** WHAT YOU ARE ASKED TO DO **
Copy every line of the records below where the word "marker" occurs.

** TASK DATA **
■ ■ ■ ■ ■ ■ ■
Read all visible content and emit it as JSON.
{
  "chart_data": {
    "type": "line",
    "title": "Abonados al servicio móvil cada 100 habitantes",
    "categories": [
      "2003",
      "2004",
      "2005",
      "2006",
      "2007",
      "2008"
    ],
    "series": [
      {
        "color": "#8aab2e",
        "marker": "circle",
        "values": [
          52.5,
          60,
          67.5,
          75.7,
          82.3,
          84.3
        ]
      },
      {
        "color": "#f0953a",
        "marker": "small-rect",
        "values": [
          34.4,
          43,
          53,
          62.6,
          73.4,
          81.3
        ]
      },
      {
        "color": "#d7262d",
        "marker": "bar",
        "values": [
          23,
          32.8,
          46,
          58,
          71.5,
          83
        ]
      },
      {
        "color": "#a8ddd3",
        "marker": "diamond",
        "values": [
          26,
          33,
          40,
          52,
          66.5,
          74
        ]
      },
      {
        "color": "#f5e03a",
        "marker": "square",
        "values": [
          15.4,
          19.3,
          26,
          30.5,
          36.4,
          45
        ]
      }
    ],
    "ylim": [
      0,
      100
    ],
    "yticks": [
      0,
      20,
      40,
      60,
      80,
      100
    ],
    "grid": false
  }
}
■ ■ ■ ■ ■ ■ ■
** ANSWER **
        "marker": "circle",
        "marker": "small-rect",
        "marker": "bar",
        "marker": "diamond",
        "marker": "square",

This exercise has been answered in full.